● TASK OBJECTIVE: Each entry below should be written out exactly as it is, with no pictures.

BEGIN RECORDED DATA

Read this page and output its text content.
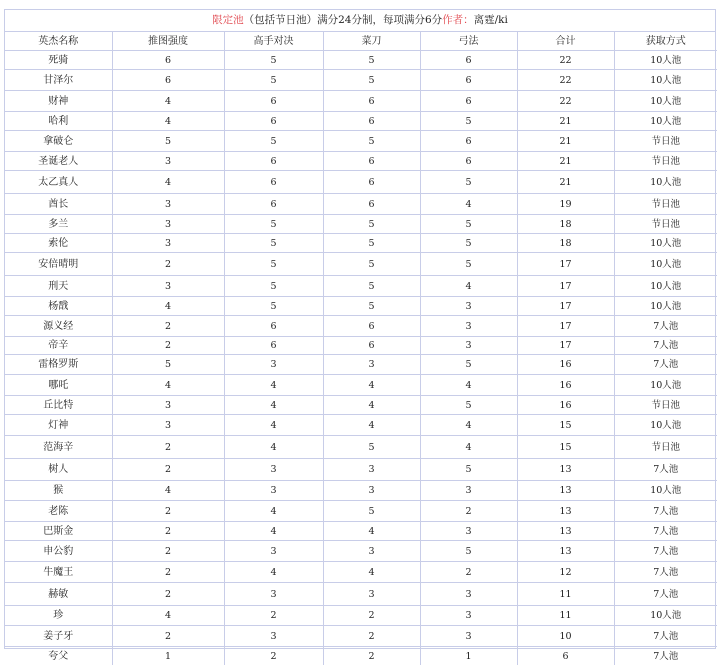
限定池（包括节日池）满分24分制，每项满分6分作者：离霆/ki
英杰名称	推图强度	高手对决	菜刀	弓法	合计	获取方式
死骑	6	5	5	6	22	10人池
甘泽尔	6	5	5	6	22	10人池
财神	4	6	6	6	22	10人池
哈利	4	6	6	5	21	10人池
拿破仑	5	5	5	6	21	节日池
圣诞老人	3	6	6	6	21	节日池
太乙真人	4	6	6	5	21	10人池
酋长	3	6	6	4	19	节日池
多兰	3	5	5	5	18	节日池
索伦	3	5	5	5	18	10人池
安倍晴明	2	5	5	5	17	10人池
刑天	3	5	5	4	17	10人池
杨戬	4	5	5	3	17	10人池
源义经	2	6	6	3	17	7人池
帝辛	2	6	6	3	17	7人池
雷格罗斯	5	3	3	5	16	7人池
哪吒	4	4	4	4	16	10人池
丘比特	3	4	4	5	16	节日池
灯神	3	4	4	4	15	10人池
范海辛	2	4	5	4	15	节日池
树人	2	3	3	5	13	7人池
猴	4	3	3	3	13	10人池
老陈	2	4	5	2	13	7人池
巴斯金	2	4	4	3	13	7人池
申公豹	2	3	3	5	13	7人池
牛魔王	2	4	4	2	12	7人池
赫敏	2	3	3	3	11	7人池
珍	4	2	2	3	11	10人池
姜子牙	2	3	2	3	10	7人池
夸父	1	2	2	1	6	7人池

END RECORDED DATA

● EXERCISE SOLUTION:
Read this page and output its text content.
限定池（包括节日池）满分24分制，每项满分6分作者：离霆/ki
英杰名称	推图强度	高手对决	菜刀	弓法	合计	获取方式
死骑	6	5	5	6	22	10人池
甘泽尔	6	5	5	6	22	10人池
财神	4	6	6	6	22	10人池
哈利	4	6	6	5	21	10人池
拿破仑	5	5	5	6	21	节日池
圣诞老人	3	6	6	6	21	节日池
太乙真人	4	6	6	5	21	10人池
酋长	3	6	6	4	19	节日池
多兰	3	5	5	5	18	节日池
索伦	3	5	5	5	18	10人池
安倍晴明	2	5	5	5	17	10人池
刑天	3	5	5	4	17	10人池
杨戬	4	5	5	3	17	10人池
源义经	2	6	6	3	17	7人池
帝辛	2	6	6	3	17	7人池
雷格罗斯	5	3	3	5	16	7人池
哪吒	4	4	4	4	16	10人池
丘比特	3	4	4	5	16	节日池
灯神	3	4	4	4	15	10人池
范海辛	2	4	5	4	15	节日池
树人	2	3	3	5	13	7人池
猴	4	3	3	3	13	10人池
老陈	2	4	5	2	13	7人池
巴斯金	2	4	4	3	13	7人池
申公豹	2	3	3	5	13	7人池
牛魔王	2	4	4	2	12	7人池
赫敏	2	3	3	3	11	7人池
珍	4	2	2	3	11	10人池
姜子牙	2	3	2	3	10	7人池
夸父	1	2	2	1	6	7人池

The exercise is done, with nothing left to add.